-- START Records to use --

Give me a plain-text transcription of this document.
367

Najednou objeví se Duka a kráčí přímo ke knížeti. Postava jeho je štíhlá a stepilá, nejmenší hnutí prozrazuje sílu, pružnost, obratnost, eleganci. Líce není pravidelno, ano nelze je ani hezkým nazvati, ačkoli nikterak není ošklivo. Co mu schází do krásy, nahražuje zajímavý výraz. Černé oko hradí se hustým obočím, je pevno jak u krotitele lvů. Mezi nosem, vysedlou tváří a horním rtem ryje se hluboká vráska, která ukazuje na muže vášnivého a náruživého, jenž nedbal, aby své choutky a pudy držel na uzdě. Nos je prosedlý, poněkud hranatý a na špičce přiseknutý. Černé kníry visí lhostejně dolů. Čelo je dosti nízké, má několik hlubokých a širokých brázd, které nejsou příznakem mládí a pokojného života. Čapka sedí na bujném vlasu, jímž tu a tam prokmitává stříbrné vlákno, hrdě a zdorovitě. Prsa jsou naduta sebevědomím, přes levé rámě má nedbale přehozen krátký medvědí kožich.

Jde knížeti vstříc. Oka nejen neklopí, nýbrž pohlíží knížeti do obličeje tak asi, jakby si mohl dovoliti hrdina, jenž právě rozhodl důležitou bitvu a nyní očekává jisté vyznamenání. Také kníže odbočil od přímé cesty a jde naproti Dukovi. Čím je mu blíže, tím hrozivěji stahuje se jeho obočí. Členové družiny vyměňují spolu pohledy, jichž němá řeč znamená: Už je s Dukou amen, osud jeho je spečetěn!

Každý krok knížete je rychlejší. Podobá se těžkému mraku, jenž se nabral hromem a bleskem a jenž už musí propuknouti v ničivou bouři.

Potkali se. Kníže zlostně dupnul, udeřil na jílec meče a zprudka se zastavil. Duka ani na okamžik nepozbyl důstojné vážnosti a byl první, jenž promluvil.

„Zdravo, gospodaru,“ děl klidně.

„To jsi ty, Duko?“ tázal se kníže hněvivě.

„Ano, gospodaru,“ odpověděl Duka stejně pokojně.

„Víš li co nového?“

-- END Records to use --

* [Work to be completed]:
Print all of the entries exactly as they are written.

* [Correct response]:
Give me a plain-text transcription of this document.
367

Najednou objeví se Duka a kráčí přímo ke knížeti. Postava jeho je štíhlá a stepilá, nejmenší hnutí prozrazuje sílu, pružnost, obratnost, eleganci. Líce není pravidelno, ano nelze je ani hezkým nazvati, ačkoli nikterak není ošklivo. Co mu schází do krásy, nahražuje zajímavý výraz. Černé oko hradí se hustým obočím, je pevno jak u krotitele lvů. Mezi nosem, vysedlou tváří a horním rtem ryje se hluboká vráska, která ukazuje na muže vášnivého a náruživého, jenž nedbal, aby své choutky a pudy držel na uzdě. Nos je prosedlý, poněkud hranatý a na špičce přiseknutý. Černé kníry visí lhostejně dolů. Čelo je dosti nízké, má několik hlubokých a širokých brázd, které nejsou příznakem mládí a pokojného života. Čapka sedí na bujném vlasu, jímž tu a tam prokmitává stříbrné vlákno, hrdě a zdorovitě. Prsa jsou naduta sebevědomím, přes levé rámě má nedbale přehozen krátký medvědí kožich.

Jde knížeti vstříc. Oka nejen neklopí, nýbrž pohlíží knížeti do obličeje tak asi, jakby si mohl dovoliti hrdina, jenž právě rozhodl důležitou bitvu a nyní očekává jisté vyznamenání. Také kníže odbočil od přímé cesty a jde naproti Dukovi. Čím je mu blíže, tím hrozivěji stahuje se jeho obočí. Členové družiny vyměňují spolu pohledy, jichž němá řeč znamená: Už je s Dukou amen, osud jeho je spečetěn!

Každý krok knížete je rychlejší. Podobá se těžkému mraku, jenž se nabral hromem a bleskem a jenž už musí propuknouti v ničivou bouři.

Potkali se. Kníže zlostně dupnul, udeřil na jílec meče a zprudka se zastavil. Duka ani na okamžik nepozbyl důstojné vážnosti a byl první, jenž promluvil.

„Zdravo, gospodaru,“ děl klidně.

„To jsi ty, Duko?“ tázal se kníže hněvivě.

„Ano, gospodaru,“ odpověděl Duka stejně pokojně.

„Víš li co nového?“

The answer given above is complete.